Problem statement.
Find every line in the records below that holds the word "PALMERS", and copy each one.
::::::
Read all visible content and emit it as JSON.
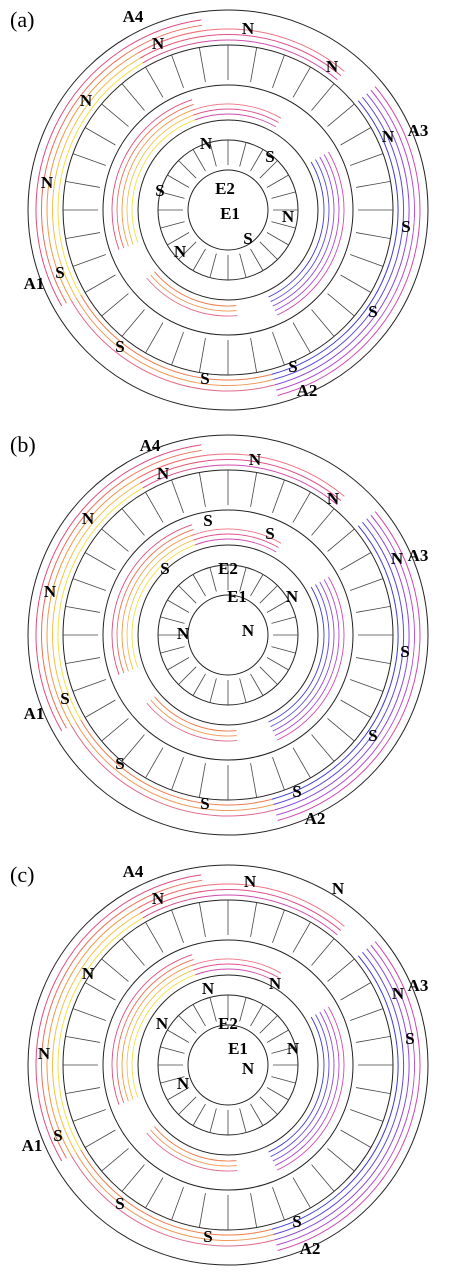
{
  "panels": [
    {
      "tag": "(a)",
      "outer_labels": [
        "A4",
        "N",
        "N",
        "N",
        "A3",
        "N",
        "S",
        "S",
        "S",
        "A2",
        "S",
        "S",
        "A1",
        "S",
        "N",
        "N"
      ],
      "inner_labels": [
        "N",
        "S",
        "S",
        "E2",
        "E1",
        "N",
        "N",
        "S"
      ]
    },
    {
      "tag": "(b)",
      "outer_labels": [
        "A4",
        "N",
        "N",
        "N",
        "A3",
        "N",
        "S",
        "S",
        "S",
        "A2",
        "S",
        "S",
        "A1",
        "S",
        "N",
        "N"
      ],
      "inner_labels": [
        "S",
        "S",
        "S",
        "E2",
        "E1",
        "N",
        "N",
        "N"
      ]
    },
    {
      "tag": "(c)",
      "outer_labels": [
        "A4",
        "N",
        "N",
        "N",
        "A3",
        "N",
        "S",
        "S",
        "A2",
        "S",
        "S",
        "A1",
        "S",
        "N",
        "N"
      ],
      "inner_labels": [
        "N",
        "N",
        "N",
        "E2",
        "E1",
        "N",
        "N",
        "N"
      ]
    }
  ]
}
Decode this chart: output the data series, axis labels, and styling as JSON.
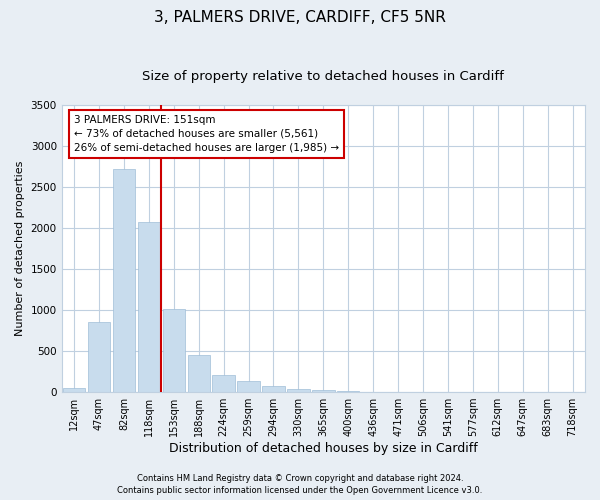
{
  "title1": "3, PALMERS DRIVE, CARDIFF, CF5 5NR",
  "title2": "Size of property relative to detached houses in Cardiff",
  "xlabel": "Distribution of detached houses by size in Cardiff",
  "ylabel": "Number of detached properties",
  "categories": [
    "12sqm",
    "47sqm",
    "82sqm",
    "118sqm",
    "153sqm",
    "188sqm",
    "224sqm",
    "259sqm",
    "294sqm",
    "330sqm",
    "365sqm",
    "400sqm",
    "436sqm",
    "471sqm",
    "506sqm",
    "541sqm",
    "577sqm",
    "612sqm",
    "647sqm",
    "683sqm",
    "718sqm"
  ],
  "values": [
    50,
    850,
    2720,
    2070,
    1010,
    450,
    210,
    130,
    70,
    40,
    25,
    10,
    5,
    2,
    1,
    0,
    0,
    0,
    0,
    0,
    0
  ],
  "bar_color": "#c8dced",
  "bar_edge_color": "#a0bed8",
  "vline_color": "#cc0000",
  "vline_x": 3.5,
  "annotation_line1": "3 PALMERS DRIVE: 151sqm",
  "annotation_line2": "← 73% of detached houses are smaller (5,561)",
  "annotation_line3": "26% of semi-detached houses are larger (1,985) →",
  "annotation_box_color": "#ffffff",
  "annotation_box_edge": "#cc0000",
  "ylim": [
    0,
    3500
  ],
  "yticks": [
    0,
    500,
    1000,
    1500,
    2000,
    2500,
    3000,
    3500
  ],
  "bg_color": "#e8eef4",
  "plot_bg_color": "#ffffff",
  "footer1": "Contains HM Land Registry data © Crown copyright and database right 2024.",
  "footer2": "Contains public sector information licensed under the Open Government Licence v3.0.",
  "grid_color": "#c0d0e0",
  "title_fontsize": 11,
  "subtitle_fontsize": 9.5,
  "tick_fontsize": 7,
  "ylabel_fontsize": 8,
  "xlabel_fontsize": 9
}
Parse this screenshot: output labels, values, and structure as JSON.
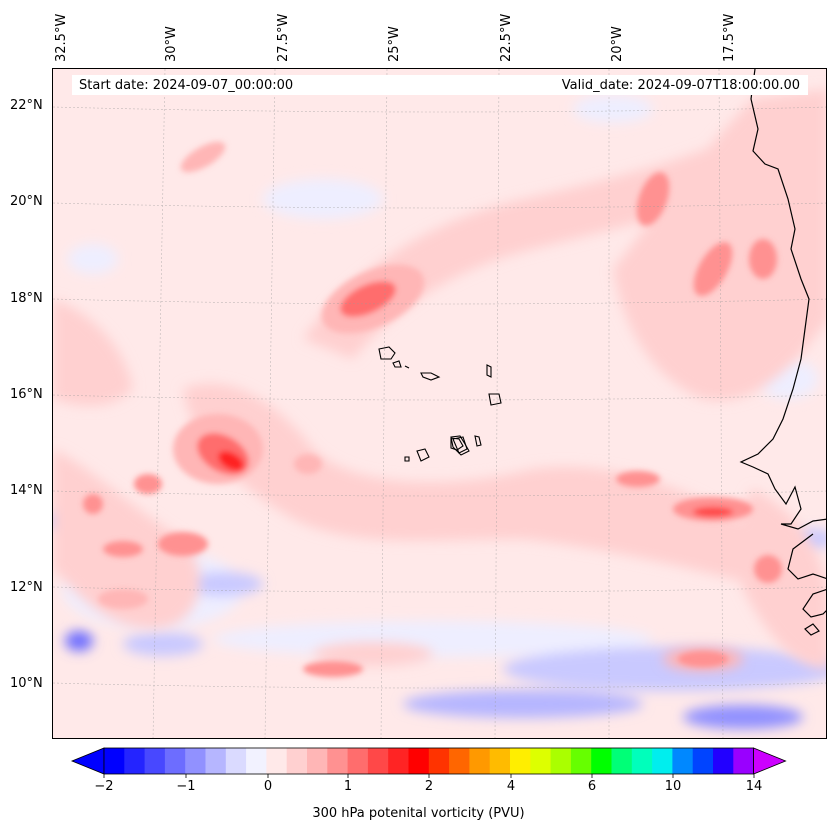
{
  "map": {
    "start_date": "Start date: 2024-09-07_00:00:00",
    "valid_date": "Valid_date: 2024-09-07T18:00:00.00",
    "lon_labels": [
      "32.5°W",
      "30°W",
      "27.5°W",
      "25°W",
      "22.5°W",
      "20°W",
      "17.5°W"
    ],
    "lat_labels": [
      "22°N",
      "20°N",
      "18°N",
      "16°N",
      "14°N",
      "12°N",
      "10°N"
    ],
    "colorbar": {
      "label": "300 hPa potenital vorticity (PVU)",
      "ticks": [
        "−2",
        "−1",
        "0",
        "1",
        "2",
        "4",
        "6",
        "10",
        "14"
      ],
      "colors": [
        "#0000ff",
        "#2424ff",
        "#4848ff",
        "#6d6dff",
        "#9191ff",
        "#b6b6ff",
        "#dadaff",
        "#f2f2ff",
        "#ffe9e9",
        "#ffd0d0",
        "#ffb6b6",
        "#ff9191",
        "#ff6d6d",
        "#ff4848",
        "#ff2424",
        "#ff0000",
        "#ff3300",
        "#ff6600",
        "#ff9900",
        "#ffbb00",
        "#ffee00",
        "#ddff00",
        "#aaff00",
        "#66ff00",
        "#00ff00",
        "#00ff77",
        "#00ffbb",
        "#00eeee",
        "#0088ff",
        "#0044ff",
        "#2200ff",
        "#9900ff"
      ],
      "under_color": "#0000ff",
      "over_color": "#cc00ff"
    }
  }
}
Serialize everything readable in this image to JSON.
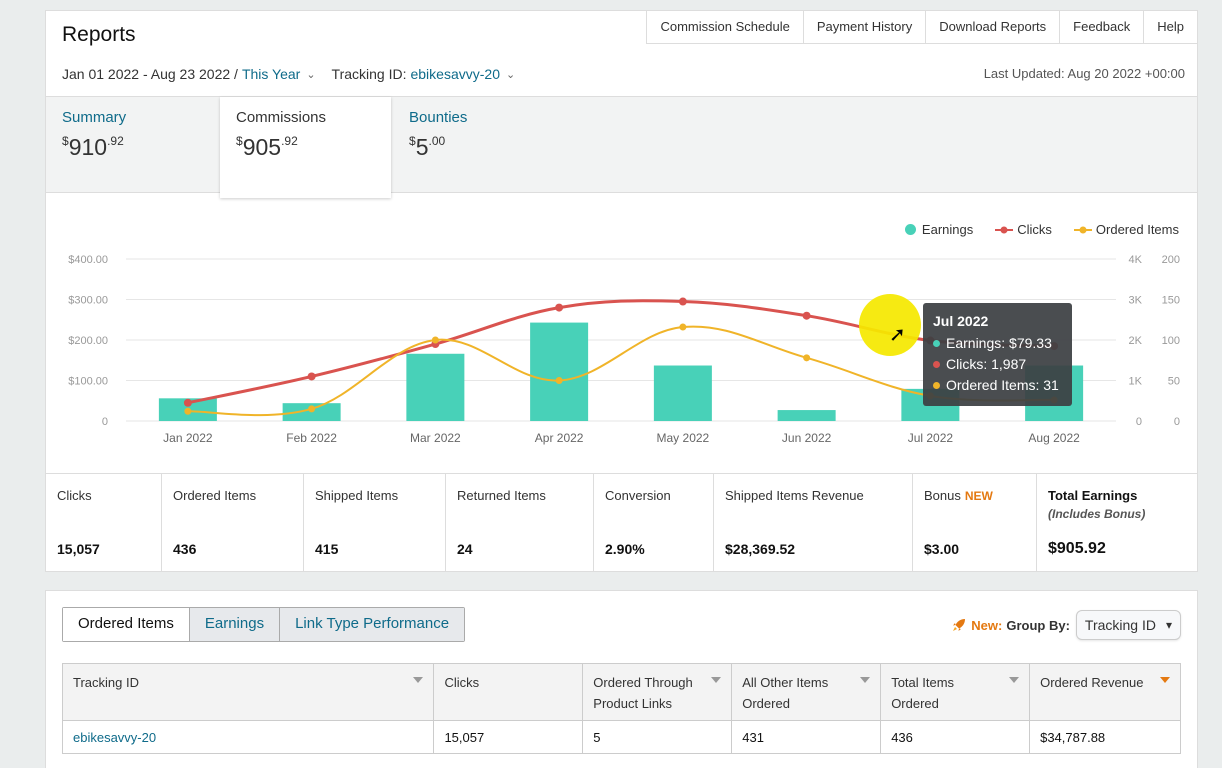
{
  "header": {
    "title": "Reports",
    "nav": [
      "Commission Schedule",
      "Payment History",
      "Download Reports",
      "Feedback",
      "Help"
    ],
    "date_range": "Jan 01 2022 - Aug 23 2022 /",
    "period": "This Year",
    "tracking_label": "Tracking ID:",
    "tracking_id": "ebikesavvy-20",
    "last_updated": "Last Updated: Aug 20 2022 +00:00"
  },
  "summary": [
    {
      "label": "Summary",
      "dollars": "910",
      "cents": ".92",
      "currency": "$"
    },
    {
      "label": "Commissions",
      "dollars": "905",
      "cents": ".92",
      "currency": "$"
    },
    {
      "label": "Bounties",
      "dollars": "5",
      "cents": ".00",
      "currency": "$"
    }
  ],
  "legend": [
    {
      "label": "Earnings",
      "color": "#48d1b8"
    },
    {
      "label": "Clicks",
      "color": "#d9534f"
    },
    {
      "label": "Ordered Items",
      "color": "#f0b429"
    }
  ],
  "chart_data": {
    "type": "bar",
    "categories": [
      "Jan 2022",
      "Feb 2022",
      "Mar 2022",
      "Apr 2022",
      "May 2022",
      "Jun 2022",
      "Jul 2022",
      "Aug 2022"
    ],
    "series": [
      {
        "name": "Earnings",
        "type": "bar",
        "axis": "left",
        "values": [
          56,
          44,
          166,
          243,
          137,
          27,
          79.33,
          137
        ]
      },
      {
        "name": "Clicks",
        "type": "line",
        "axis": "right1",
        "values": [
          450,
          1100,
          1900,
          2800,
          2950,
          2600,
          1987,
          1850
        ]
      },
      {
        "name": "Ordered Items",
        "type": "line",
        "axis": "right2",
        "values": [
          12,
          15,
          100,
          50,
          116,
          78,
          31,
          26
        ]
      }
    ],
    "left_ticks": [
      "0",
      "$100.00",
      "$200.00",
      "$300.00",
      "$400.00"
    ],
    "left_range": [
      0,
      400
    ],
    "right1_ticks": [
      "0",
      "1K",
      "2K",
      "3K",
      "4K"
    ],
    "right1_range": [
      0,
      4000
    ],
    "right2_ticks": [
      "0",
      "50",
      "100",
      "150",
      "200"
    ],
    "right2_range": [
      0,
      200
    ],
    "grid": true
  },
  "tooltip": {
    "title": "Jul 2022",
    "rows": [
      "Earnings: $79.33",
      "Clicks: 1,987",
      "Ordered Items: 31"
    ]
  },
  "stats": [
    {
      "label": "Clicks",
      "value": "15,057"
    },
    {
      "label": "Ordered Items",
      "value": "436"
    },
    {
      "label": "Shipped Items",
      "value": "415"
    },
    {
      "label": "Returned Items",
      "value": "24"
    },
    {
      "label": "Conversion",
      "value": "2.90%"
    },
    {
      "label": "Shipped Items Revenue",
      "value": "$28,369.52"
    },
    {
      "label": "Bonus",
      "badge": "NEW",
      "value": "$3.00"
    },
    {
      "label": "Total Earnings",
      "sub": "(Includes Bonus)",
      "value": "$905.92"
    }
  ],
  "bottom": {
    "tabs": [
      "Ordered Items",
      "Earnings",
      "Link Type Performance"
    ],
    "new_label": "New:",
    "group_by_label": "Group By:",
    "group_by_value": "Tracking ID",
    "columns": [
      "Tracking ID",
      "Clicks",
      "Ordered Through Product Links",
      "All Other Items Ordered",
      "Total Items Ordered",
      "Ordered Revenue"
    ],
    "rows": [
      [
        "ebikesavvy-20",
        "15,057",
        "5",
        "431",
        "436",
        "$34,787.88"
      ]
    ]
  }
}
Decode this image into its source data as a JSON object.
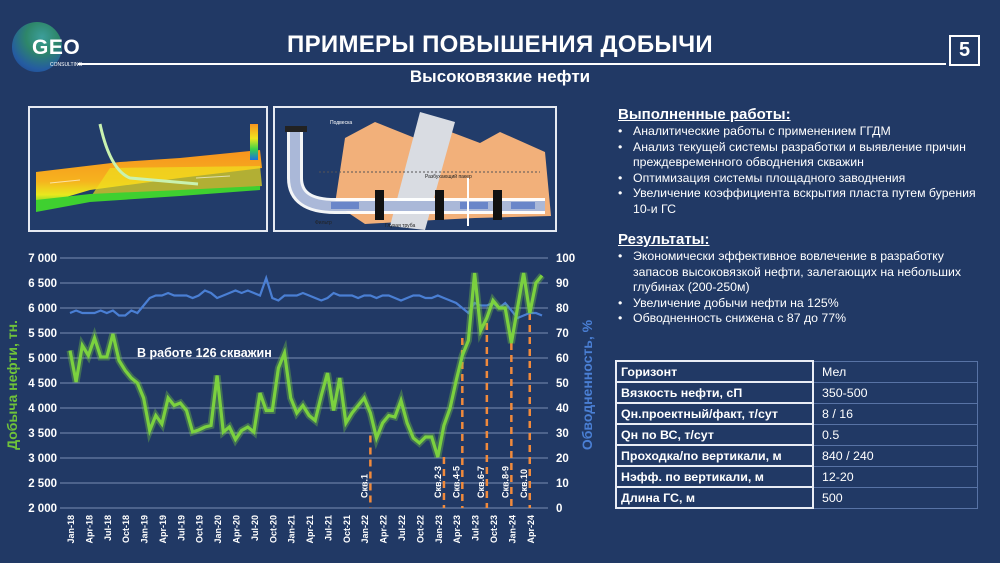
{
  "header": {
    "logo_text": "GEO",
    "logo_sub": "CONSULTING",
    "title": "ПРИМЕРЫ ПОВЫШЕНИЯ ДОБЫЧИ",
    "page_number": "5",
    "subtitle": "Высоковязкие нефти"
  },
  "images": {
    "model_label": "3D-модель пласта с горизонтальной скважиной",
    "scheme_labels": {
      "oil": "нефть",
      "clay": "глина",
      "packer": "Разбухающий пакер",
      "filter": "Фильтр",
      "blank_pipe": "Глухая труба",
      "top": "Подвеска",
      "blank_pipe2": "Глухая труба"
    }
  },
  "works": {
    "title": "Выполненные работы:",
    "items": [
      "Аналитические работы с применением ГГДМ",
      "Анализ текущей системы разработки и выявление причин преждевременного обводнения скважин",
      "Оптимизация системы площадного заводнения",
      "Увеличение коэффициента вскрытия пласта путем бурения 10-и ГС"
    ]
  },
  "results": {
    "title": "Результаты:",
    "items": [
      "Экономически эффективное вовлечение в разработку запасов высоковязкой нефти, залегающих на небольших глубинах (200-250м)",
      "Увеличение добычи нефти на 125%",
      "Обводненность снижена с 87 до 77%"
    ]
  },
  "params_table": [
    {
      "key": "Горизонт",
      "value": "Мел"
    },
    {
      "key": "Вязкость нефти, сП",
      "value": "350-500"
    },
    {
      "key": "Qн.проектный/факт, т/сут",
      "value": "8 / 16"
    },
    {
      "key": "Qн по ВС, т/сут",
      "value": "0.5"
    },
    {
      "key": "Проходка/по вертикали, м",
      "value": "840 / 240"
    },
    {
      "key": "Нэфф. по вертикали, м",
      "value": "12-20"
    },
    {
      "key": "Длина ГС, м",
      "value": "500"
    }
  ],
  "colors": {
    "background": "#213965",
    "oil_line": "#7bd13f",
    "water_cut_line": "#4a7fd4",
    "well_marker": "#f08a3c",
    "grid": "#8fa3c8"
  },
  "chart_data": {
    "type": "line",
    "title": "",
    "annotation": "В работе 126 скважин",
    "ylabel": "Добыча нефти, тн.",
    "ylabel_right": "Обводненность, %",
    "ylim": [
      2000,
      7000
    ],
    "ylim_right": [
      0,
      100
    ],
    "yticks": [
      "7 000",
      "6 500",
      "6 000",
      "5 500",
      "5 000",
      "4 500",
      "4 000",
      "3 500",
      "3 000",
      "2 500",
      "2 000"
    ],
    "yticks_right": [
      "100",
      "90",
      "80",
      "70",
      "60",
      "50",
      "40",
      "30",
      "20",
      "10",
      "0"
    ],
    "xtick_labels": [
      "Jan-18",
      "Apr-18",
      "Jul-18",
      "Oct-18",
      "Jan-19",
      "Apr-19",
      "Jul-19",
      "Oct-19",
      "Jan-20",
      "Apr-20",
      "Jul-20",
      "Oct-20",
      "Jan-21",
      "Apr-21",
      "Jul-21",
      "Oct-21",
      "Jan-22",
      "Apr-22",
      "Jul-22",
      "Oct-22",
      "Jan-23",
      "Apr-23",
      "Jul-23",
      "Oct-23",
      "Jan-24",
      "Apr-24"
    ],
    "x_start": "Jan-18",
    "x_step": "month",
    "grid": true,
    "series": [
      {
        "name": "Добыча нефти, тн.",
        "axis": "left",
        "values": [
          5150,
          4520,
          5250,
          5050,
          5400,
          5020,
          5020,
          5480,
          4950,
          4750,
          4600,
          4500,
          4200,
          3550,
          3850,
          3680,
          4200,
          4050,
          4100,
          3950,
          3520,
          3560,
          3620,
          3650,
          4650,
          3520,
          3620,
          3370,
          3550,
          3620,
          3520,
          4300,
          3950,
          3950,
          4800,
          5100,
          4200,
          3900,
          4050,
          3850,
          3750,
          4250,
          4700,
          3950,
          4600,
          3700,
          3900,
          4050,
          4200,
          3900,
          3400,
          3700,
          3850,
          3820,
          4150,
          3700,
          3400,
          3300,
          3420,
          3420,
          3020,
          3650,
          4000,
          4550,
          5050,
          5350,
          6700,
          5550,
          5800,
          6150,
          6000,
          6000,
          5300,
          6000,
          6700,
          5900,
          6500,
          6650
        ]
      },
      {
        "name": "Обводненность, %",
        "axis": "right",
        "values": [
          78,
          79,
          78,
          78,
          78,
          79,
          78,
          79,
          77,
          77,
          79,
          78,
          81,
          84,
          85,
          85,
          86,
          85,
          85,
          85,
          84,
          85,
          87,
          86,
          84,
          85,
          86,
          87,
          86,
          87,
          86,
          85,
          92,
          84,
          83,
          85,
          85,
          85,
          86,
          85,
          84,
          83,
          84,
          86,
          85,
          85,
          85,
          84,
          85,
          85,
          84,
          85,
          85,
          84,
          83,
          84,
          85,
          85,
          84,
          84,
          85,
          84,
          83,
          82,
          80,
          78,
          82,
          81,
          81,
          82,
          80,
          82,
          79,
          76,
          77,
          78,
          78,
          77
        ]
      }
    ],
    "well_markers": [
      {
        "label": "Скв.1",
        "index": 49,
        "top_value": 3450
      },
      {
        "label": "Скв.2-3",
        "index": 61,
        "top_value": 3020
      },
      {
        "label": "Скв.4-5",
        "index": 64,
        "top_value": 5400
      },
      {
        "label": "Скв.6-7",
        "index": 68,
        "top_value": 5700
      },
      {
        "label": "Скв.8-9",
        "index": 72,
        "top_value": 5300
      },
      {
        "label": "Скв.10",
        "index": 75,
        "top_value": 5900
      }
    ]
  }
}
::::::
Full output.
  "title1": "3, PALMERS DRIVE, CARDIFF, CF5 5NR",
  "annotation_line1": "3 PALMERS DRIVE: 151sqm",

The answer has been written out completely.